- [What to work on]: Transcribe each record below word for word.

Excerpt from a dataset

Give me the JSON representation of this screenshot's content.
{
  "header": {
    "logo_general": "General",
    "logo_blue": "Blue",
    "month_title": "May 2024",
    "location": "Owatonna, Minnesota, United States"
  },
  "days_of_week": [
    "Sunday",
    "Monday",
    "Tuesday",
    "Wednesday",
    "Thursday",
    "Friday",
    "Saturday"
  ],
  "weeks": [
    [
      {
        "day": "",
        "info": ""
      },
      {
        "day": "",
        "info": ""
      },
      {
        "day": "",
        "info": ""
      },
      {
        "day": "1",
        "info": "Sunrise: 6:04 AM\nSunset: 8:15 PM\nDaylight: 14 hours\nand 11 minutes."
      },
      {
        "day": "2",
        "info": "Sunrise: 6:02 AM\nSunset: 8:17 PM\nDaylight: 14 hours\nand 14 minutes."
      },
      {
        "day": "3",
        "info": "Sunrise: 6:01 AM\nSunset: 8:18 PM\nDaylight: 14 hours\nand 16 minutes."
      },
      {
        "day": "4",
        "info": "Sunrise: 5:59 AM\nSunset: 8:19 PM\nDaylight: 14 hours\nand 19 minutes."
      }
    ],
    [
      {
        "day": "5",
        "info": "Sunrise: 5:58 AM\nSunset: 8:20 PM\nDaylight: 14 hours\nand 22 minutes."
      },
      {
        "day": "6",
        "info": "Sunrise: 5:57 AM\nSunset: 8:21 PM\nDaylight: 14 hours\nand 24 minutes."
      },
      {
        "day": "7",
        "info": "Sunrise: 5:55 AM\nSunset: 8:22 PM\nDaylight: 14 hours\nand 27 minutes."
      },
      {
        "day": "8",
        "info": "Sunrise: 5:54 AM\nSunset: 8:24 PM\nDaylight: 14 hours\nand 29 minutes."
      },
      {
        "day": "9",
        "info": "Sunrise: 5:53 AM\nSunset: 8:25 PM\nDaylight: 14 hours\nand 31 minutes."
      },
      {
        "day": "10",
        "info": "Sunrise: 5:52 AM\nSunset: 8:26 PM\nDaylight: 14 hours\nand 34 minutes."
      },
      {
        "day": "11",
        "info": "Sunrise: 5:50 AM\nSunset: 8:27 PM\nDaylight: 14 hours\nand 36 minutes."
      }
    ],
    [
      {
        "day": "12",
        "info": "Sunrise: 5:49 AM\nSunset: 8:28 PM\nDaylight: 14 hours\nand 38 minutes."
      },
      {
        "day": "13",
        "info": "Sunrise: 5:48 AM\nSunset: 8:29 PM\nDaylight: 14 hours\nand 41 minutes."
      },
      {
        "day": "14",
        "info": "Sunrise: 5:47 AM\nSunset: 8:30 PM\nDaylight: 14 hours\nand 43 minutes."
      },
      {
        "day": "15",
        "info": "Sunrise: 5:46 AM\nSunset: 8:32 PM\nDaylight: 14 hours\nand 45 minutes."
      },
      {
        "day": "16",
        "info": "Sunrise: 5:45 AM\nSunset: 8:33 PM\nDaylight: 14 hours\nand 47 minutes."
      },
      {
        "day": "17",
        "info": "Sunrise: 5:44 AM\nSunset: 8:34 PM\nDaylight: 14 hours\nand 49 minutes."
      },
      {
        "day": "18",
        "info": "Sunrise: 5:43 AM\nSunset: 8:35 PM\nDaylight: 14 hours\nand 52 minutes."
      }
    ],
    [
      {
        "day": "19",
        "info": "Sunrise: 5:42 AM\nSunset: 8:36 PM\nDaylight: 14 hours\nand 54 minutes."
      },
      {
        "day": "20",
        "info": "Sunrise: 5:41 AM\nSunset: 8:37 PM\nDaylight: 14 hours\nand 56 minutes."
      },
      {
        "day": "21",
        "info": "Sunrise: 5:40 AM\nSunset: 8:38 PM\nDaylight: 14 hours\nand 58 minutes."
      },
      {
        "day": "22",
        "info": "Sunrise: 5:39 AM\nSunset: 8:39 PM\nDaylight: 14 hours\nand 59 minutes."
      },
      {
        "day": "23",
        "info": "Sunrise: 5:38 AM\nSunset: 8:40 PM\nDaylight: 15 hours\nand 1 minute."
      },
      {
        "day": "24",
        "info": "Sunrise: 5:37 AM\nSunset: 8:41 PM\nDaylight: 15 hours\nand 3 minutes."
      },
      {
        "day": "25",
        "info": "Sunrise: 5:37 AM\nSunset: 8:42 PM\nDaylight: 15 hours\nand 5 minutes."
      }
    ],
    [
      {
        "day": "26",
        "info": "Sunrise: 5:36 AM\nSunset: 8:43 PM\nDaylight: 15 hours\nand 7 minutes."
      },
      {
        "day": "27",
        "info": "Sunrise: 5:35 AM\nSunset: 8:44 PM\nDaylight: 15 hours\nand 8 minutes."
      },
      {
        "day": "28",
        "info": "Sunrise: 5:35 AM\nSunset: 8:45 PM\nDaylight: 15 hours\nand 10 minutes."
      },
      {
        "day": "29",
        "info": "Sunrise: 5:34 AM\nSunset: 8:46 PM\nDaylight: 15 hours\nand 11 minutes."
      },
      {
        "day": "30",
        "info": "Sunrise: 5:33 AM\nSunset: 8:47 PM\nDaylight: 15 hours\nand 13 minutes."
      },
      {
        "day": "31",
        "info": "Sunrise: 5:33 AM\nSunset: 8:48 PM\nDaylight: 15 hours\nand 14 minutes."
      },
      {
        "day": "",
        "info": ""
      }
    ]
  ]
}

- [Solution to this problem]:
Give me the JSON representation of this screenshot's content.
{
  "header": {
    "logo_general": "General",
    "logo_blue": "Blue",
    "month_title": "May 2024",
    "location": "Owatonna, Minnesota, United States"
  },
  "days_of_week": [
    "Sunday",
    "Monday",
    "Tuesday",
    "Wednesday",
    "Thursday",
    "Friday",
    "Saturday"
  ],
  "weeks": [
    [
      {
        "day": "",
        "info": ""
      },
      {
        "day": "",
        "info": ""
      },
      {
        "day": "",
        "info": ""
      },
      {
        "day": "1",
        "info": "Sunrise: 6:04 AM\nSunset: 8:15 PM\nDaylight: 14 hours\nand 11 minutes."
      },
      {
        "day": "2",
        "info": "Sunrise: 6:02 AM\nSunset: 8:17 PM\nDaylight: 14 hours\nand 14 minutes."
      },
      {
        "day": "3",
        "info": "Sunrise: 6:01 AM\nSunset: 8:18 PM\nDaylight: 14 hours\nand 16 minutes."
      },
      {
        "day": "4",
        "info": "Sunrise: 5:59 AM\nSunset: 8:19 PM\nDaylight: 14 hours\nand 19 minutes."
      }
    ],
    [
      {
        "day": "5",
        "info": "Sunrise: 5:58 AM\nSunset: 8:20 PM\nDaylight: 14 hours\nand 22 minutes."
      },
      {
        "day": "6",
        "info": "Sunrise: 5:57 AM\nSunset: 8:21 PM\nDaylight: 14 hours\nand 24 minutes."
      },
      {
        "day": "7",
        "info": "Sunrise: 5:55 AM\nSunset: 8:22 PM\nDaylight: 14 hours\nand 27 minutes."
      },
      {
        "day": "8",
        "info": "Sunrise: 5:54 AM\nSunset: 8:24 PM\nDaylight: 14 hours\nand 29 minutes."
      },
      {
        "day": "9",
        "info": "Sunrise: 5:53 AM\nSunset: 8:25 PM\nDaylight: 14 hours\nand 31 minutes."
      },
      {
        "day": "10",
        "info": "Sunrise: 5:52 AM\nSunset: 8:26 PM\nDaylight: 14 hours\nand 34 minutes."
      },
      {
        "day": "11",
        "info": "Sunrise: 5:50 AM\nSunset: 8:27 PM\nDaylight: 14 hours\nand 36 minutes."
      }
    ],
    [
      {
        "day": "12",
        "info": "Sunrise: 5:49 AM\nSunset: 8:28 PM\nDaylight: 14 hours\nand 38 minutes."
      },
      {
        "day": "13",
        "info": "Sunrise: 5:48 AM\nSunset: 8:29 PM\nDaylight: 14 hours\nand 41 minutes."
      },
      {
        "day": "14",
        "info": "Sunrise: 5:47 AM\nSunset: 8:30 PM\nDaylight: 14 hours\nand 43 minutes."
      },
      {
        "day": "15",
        "info": "Sunrise: 5:46 AM\nSunset: 8:32 PM\nDaylight: 14 hours\nand 45 minutes."
      },
      {
        "day": "16",
        "info": "Sunrise: 5:45 AM\nSunset: 8:33 PM\nDaylight: 14 hours\nand 47 minutes."
      },
      {
        "day": "17",
        "info": "Sunrise: 5:44 AM\nSunset: 8:34 PM\nDaylight: 14 hours\nand 49 minutes."
      },
      {
        "day": "18",
        "info": "Sunrise: 5:43 AM\nSunset: 8:35 PM\nDaylight: 14 hours\nand 52 minutes."
      }
    ],
    [
      {
        "day": "19",
        "info": "Sunrise: 5:42 AM\nSunset: 8:36 PM\nDaylight: 14 hours\nand 54 minutes."
      },
      {
        "day": "20",
        "info": "Sunrise: 5:41 AM\nSunset: 8:37 PM\nDaylight: 14 hours\nand 56 minutes."
      },
      {
        "day": "21",
        "info": "Sunrise: 5:40 AM\nSunset: 8:38 PM\nDaylight: 14 hours\nand 58 minutes."
      },
      {
        "day": "22",
        "info": "Sunrise: 5:39 AM\nSunset: 8:39 PM\nDaylight: 14 hours\nand 59 minutes."
      },
      {
        "day": "23",
        "info": "Sunrise: 5:38 AM\nSunset: 8:40 PM\nDaylight: 15 hours\nand 1 minute."
      },
      {
        "day": "24",
        "info": "Sunrise: 5:37 AM\nSunset: 8:41 PM\nDaylight: 15 hours\nand 3 minutes."
      },
      {
        "day": "25",
        "info": "Sunrise: 5:37 AM\nSunset: 8:42 PM\nDaylight: 15 hours\nand 5 minutes."
      }
    ],
    [
      {
        "day": "26",
        "info": "Sunrise: 5:36 AM\nSunset: 8:43 PM\nDaylight: 15 hours\nand 7 minutes."
      },
      {
        "day": "27",
        "info": "Sunrise: 5:35 AM\nSunset: 8:44 PM\nDaylight: 15 hours\nand 8 minutes."
      },
      {
        "day": "28",
        "info": "Sunrise: 5:35 AM\nSunset: 8:45 PM\nDaylight: 15 hours\nand 10 minutes."
      },
      {
        "day": "29",
        "info": "Sunrise: 5:34 AM\nSunset: 8:46 PM\nDaylight: 15 hours\nand 11 minutes."
      },
      {
        "day": "30",
        "info": "Sunrise: 5:33 AM\nSunset: 8:47 PM\nDaylight: 15 hours\nand 13 minutes."
      },
      {
        "day": "31",
        "info": "Sunrise: 5:33 AM\nSunset: 8:48 PM\nDaylight: 15 hours\nand 14 minutes."
      },
      {
        "day": "",
        "info": ""
      }
    ]
  ]
}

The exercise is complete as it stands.